GIVEN TASK: Return all lines below containing the word "hoặc".

EXCERPTED RECORDS:
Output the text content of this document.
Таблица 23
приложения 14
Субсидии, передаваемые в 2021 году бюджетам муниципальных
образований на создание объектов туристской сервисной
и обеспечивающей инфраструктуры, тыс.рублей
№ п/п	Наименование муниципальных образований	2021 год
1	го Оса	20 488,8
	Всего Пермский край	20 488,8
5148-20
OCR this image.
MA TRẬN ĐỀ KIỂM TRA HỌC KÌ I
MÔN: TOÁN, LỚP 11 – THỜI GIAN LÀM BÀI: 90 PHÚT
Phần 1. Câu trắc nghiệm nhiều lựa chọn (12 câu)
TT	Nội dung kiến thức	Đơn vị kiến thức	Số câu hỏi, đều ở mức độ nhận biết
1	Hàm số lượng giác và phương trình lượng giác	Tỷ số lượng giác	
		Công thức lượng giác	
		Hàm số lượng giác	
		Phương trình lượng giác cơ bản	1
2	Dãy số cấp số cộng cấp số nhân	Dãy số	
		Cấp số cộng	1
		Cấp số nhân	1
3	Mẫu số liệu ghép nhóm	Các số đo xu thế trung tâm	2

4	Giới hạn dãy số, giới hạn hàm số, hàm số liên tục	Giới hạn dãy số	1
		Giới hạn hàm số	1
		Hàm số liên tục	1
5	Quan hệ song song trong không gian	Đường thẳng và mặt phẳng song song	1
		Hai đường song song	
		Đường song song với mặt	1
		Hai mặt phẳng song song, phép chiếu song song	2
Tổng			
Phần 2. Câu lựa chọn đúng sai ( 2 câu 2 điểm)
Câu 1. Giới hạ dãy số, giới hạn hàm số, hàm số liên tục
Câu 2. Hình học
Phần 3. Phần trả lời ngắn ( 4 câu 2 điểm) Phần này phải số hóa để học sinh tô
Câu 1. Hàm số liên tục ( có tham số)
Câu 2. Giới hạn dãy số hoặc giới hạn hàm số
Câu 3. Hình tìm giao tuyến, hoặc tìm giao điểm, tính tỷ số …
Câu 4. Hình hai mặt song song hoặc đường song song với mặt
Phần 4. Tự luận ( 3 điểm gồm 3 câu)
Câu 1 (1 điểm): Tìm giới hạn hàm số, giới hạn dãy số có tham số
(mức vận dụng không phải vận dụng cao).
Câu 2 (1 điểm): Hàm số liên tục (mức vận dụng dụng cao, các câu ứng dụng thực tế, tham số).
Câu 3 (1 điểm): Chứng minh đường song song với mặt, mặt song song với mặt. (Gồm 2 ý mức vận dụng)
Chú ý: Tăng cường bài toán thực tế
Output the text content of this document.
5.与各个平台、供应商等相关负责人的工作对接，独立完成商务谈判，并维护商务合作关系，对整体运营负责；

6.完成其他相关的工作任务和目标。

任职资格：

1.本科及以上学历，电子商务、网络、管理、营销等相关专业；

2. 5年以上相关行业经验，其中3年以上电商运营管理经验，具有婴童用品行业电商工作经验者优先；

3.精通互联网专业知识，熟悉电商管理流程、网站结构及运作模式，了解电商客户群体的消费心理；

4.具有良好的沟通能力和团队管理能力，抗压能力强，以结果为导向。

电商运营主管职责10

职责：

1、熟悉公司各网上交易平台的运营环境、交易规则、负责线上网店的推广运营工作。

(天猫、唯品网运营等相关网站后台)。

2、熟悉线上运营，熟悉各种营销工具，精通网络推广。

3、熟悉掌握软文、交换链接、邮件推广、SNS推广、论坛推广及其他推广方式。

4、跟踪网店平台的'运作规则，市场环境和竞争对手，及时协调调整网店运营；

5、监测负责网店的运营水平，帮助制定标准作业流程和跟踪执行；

ANSWER IN FULL:
Câu 2. Giới hạn dãy số hoặc giới hạn hàm số
Câu 3. Hình tìm giao tuyến, hoặc tìm giao điểm, tính tỷ số …
Câu 4. Hình hai mặt song song hoặc đường song song với mặt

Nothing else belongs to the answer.